____ Material provided
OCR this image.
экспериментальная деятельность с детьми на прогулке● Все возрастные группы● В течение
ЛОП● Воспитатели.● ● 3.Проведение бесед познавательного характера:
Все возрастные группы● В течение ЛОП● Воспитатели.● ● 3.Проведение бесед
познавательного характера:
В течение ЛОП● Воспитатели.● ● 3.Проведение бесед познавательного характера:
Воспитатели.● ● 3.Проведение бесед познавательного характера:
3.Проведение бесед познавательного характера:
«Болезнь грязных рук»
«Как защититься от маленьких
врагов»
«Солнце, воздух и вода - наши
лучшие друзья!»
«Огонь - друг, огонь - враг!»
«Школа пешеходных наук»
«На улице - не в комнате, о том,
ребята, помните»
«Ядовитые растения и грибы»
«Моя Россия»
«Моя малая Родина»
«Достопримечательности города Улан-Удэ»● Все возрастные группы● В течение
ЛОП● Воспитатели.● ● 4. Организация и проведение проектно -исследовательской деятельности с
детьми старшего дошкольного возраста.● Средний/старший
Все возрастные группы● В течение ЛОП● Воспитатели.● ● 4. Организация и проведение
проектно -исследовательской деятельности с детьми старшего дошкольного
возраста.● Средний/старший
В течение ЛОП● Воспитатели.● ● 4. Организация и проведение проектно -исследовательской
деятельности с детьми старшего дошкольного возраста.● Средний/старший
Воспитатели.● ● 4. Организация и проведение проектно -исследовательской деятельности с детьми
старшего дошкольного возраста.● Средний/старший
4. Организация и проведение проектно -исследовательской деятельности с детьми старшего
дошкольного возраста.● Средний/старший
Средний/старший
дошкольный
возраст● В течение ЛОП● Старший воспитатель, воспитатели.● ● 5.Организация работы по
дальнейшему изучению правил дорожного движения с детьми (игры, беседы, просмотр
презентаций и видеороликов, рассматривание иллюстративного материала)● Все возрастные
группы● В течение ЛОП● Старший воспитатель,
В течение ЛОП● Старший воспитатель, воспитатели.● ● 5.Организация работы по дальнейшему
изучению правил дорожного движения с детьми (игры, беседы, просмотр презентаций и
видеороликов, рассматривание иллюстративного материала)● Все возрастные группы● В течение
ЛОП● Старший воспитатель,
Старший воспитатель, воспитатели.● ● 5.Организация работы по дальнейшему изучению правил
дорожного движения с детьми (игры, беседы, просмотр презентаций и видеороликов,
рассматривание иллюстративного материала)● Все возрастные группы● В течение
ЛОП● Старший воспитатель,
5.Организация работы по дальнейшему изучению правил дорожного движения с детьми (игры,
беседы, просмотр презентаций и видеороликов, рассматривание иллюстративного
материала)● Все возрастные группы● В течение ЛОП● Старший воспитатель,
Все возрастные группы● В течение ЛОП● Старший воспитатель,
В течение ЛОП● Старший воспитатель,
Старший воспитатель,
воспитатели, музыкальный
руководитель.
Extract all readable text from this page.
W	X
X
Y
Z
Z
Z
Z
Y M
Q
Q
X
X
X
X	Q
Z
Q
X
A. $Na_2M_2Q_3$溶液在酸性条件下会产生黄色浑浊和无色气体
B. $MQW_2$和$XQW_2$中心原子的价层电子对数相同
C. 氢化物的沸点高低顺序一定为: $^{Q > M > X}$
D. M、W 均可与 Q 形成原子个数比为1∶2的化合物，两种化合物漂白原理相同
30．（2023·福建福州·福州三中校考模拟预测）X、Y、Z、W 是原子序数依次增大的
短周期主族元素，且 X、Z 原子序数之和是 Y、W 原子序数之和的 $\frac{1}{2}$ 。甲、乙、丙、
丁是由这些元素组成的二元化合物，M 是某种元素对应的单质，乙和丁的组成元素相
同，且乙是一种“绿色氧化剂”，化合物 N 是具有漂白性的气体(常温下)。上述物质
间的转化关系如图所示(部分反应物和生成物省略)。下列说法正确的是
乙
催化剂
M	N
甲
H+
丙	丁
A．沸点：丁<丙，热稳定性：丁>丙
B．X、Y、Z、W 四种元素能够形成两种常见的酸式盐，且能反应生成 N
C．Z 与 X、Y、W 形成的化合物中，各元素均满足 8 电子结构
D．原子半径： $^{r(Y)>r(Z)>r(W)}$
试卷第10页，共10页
________
____ Material provided
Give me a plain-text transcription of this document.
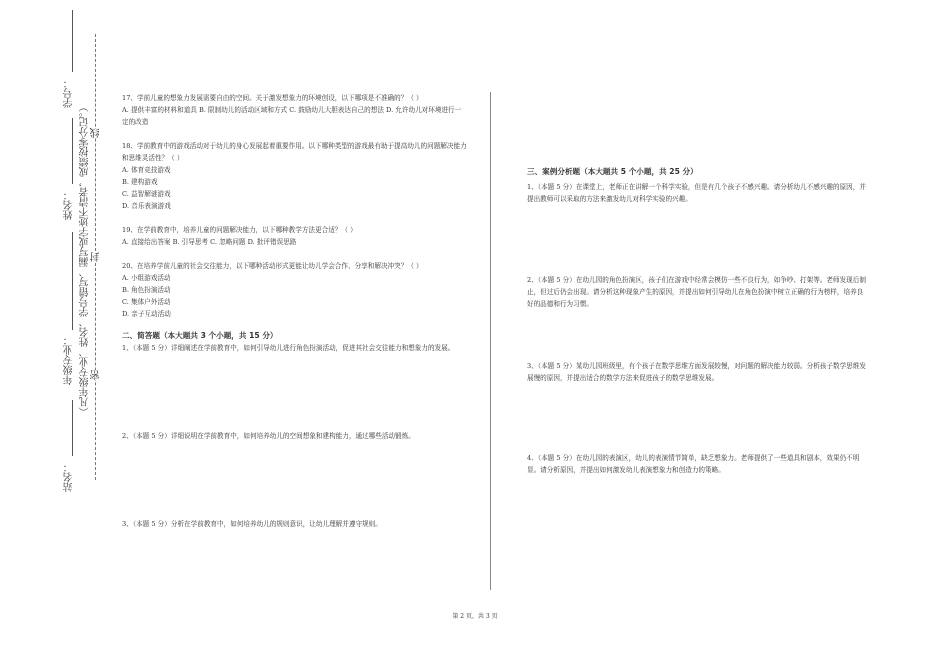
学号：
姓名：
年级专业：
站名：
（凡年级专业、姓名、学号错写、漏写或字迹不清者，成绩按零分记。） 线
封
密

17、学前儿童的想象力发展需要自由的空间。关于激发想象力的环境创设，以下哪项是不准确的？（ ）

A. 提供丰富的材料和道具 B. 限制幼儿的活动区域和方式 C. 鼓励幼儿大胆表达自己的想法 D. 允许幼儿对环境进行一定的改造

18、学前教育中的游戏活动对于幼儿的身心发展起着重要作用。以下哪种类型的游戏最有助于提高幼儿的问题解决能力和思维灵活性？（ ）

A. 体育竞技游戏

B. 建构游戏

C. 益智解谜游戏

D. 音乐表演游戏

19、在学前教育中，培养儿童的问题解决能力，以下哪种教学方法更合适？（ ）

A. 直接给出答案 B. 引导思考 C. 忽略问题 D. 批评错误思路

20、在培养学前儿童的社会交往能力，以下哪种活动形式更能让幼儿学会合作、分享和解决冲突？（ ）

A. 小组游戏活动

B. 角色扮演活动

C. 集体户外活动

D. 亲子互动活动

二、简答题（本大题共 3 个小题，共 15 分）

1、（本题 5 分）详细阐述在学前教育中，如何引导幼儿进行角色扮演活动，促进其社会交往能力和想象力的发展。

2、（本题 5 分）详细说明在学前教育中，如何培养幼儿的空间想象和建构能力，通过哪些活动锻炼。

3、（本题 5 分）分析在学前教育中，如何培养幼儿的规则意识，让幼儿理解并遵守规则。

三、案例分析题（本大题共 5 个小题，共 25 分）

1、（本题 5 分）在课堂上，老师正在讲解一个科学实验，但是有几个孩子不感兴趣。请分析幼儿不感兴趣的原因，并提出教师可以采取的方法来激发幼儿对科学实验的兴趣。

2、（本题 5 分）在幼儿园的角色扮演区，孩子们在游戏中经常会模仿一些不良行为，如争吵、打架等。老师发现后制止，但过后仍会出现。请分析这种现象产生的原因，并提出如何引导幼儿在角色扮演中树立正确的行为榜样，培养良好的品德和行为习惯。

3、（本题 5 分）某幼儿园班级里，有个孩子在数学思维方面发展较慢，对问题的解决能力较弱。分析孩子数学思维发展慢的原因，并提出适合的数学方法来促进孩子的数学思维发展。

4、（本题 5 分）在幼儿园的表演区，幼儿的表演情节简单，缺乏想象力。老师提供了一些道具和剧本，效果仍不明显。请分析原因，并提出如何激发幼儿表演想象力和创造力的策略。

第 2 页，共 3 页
________
____ Material provided
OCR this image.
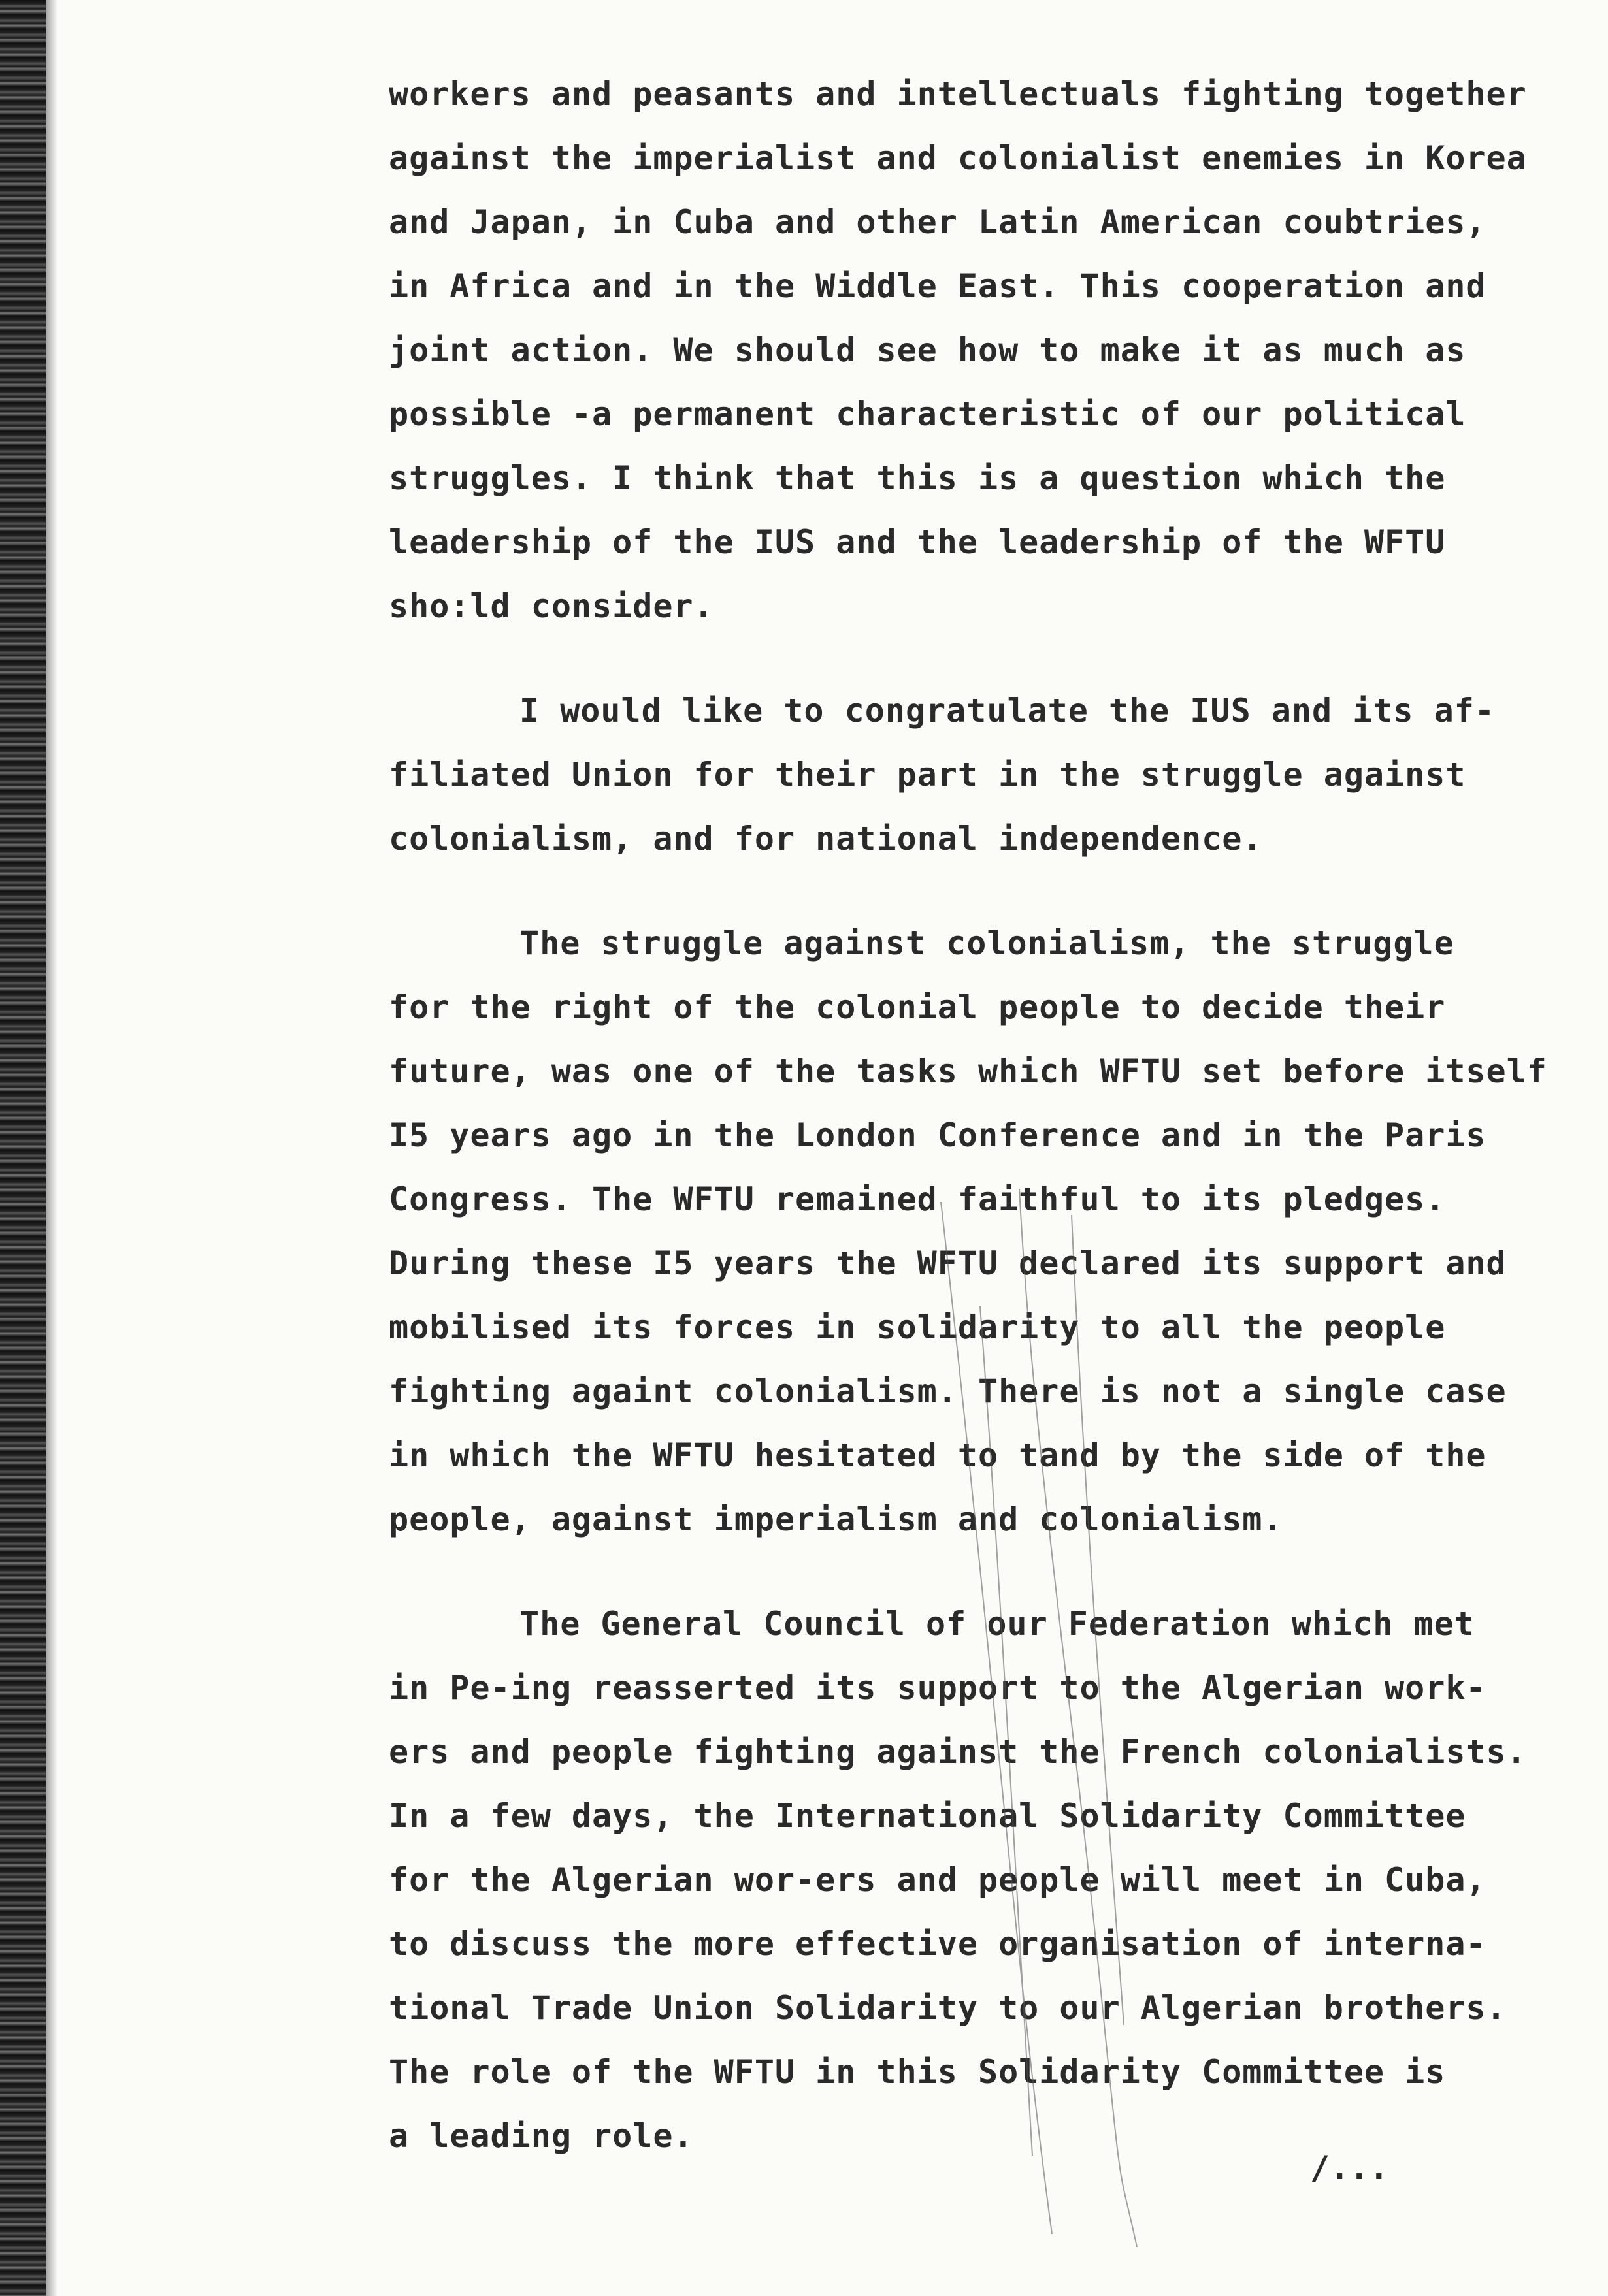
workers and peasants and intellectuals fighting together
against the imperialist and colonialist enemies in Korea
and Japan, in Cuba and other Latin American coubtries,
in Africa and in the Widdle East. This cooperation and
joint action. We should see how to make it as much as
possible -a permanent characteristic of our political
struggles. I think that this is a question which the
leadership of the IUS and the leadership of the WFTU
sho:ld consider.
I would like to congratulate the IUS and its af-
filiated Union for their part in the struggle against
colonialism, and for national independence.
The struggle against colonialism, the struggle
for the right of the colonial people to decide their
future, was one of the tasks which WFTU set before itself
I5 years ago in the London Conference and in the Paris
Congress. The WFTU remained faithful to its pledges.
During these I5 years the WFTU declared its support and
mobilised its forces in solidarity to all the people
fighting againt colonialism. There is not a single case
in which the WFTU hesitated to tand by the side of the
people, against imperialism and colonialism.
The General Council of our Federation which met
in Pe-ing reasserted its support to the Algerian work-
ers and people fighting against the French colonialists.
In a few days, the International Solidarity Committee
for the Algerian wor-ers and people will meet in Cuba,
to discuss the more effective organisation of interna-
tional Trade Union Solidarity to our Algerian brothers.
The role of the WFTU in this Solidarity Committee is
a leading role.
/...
________
### Your instructions:
How many lines of the data hold the string "Cuba"? Reply with the number alone.

### Task result:
2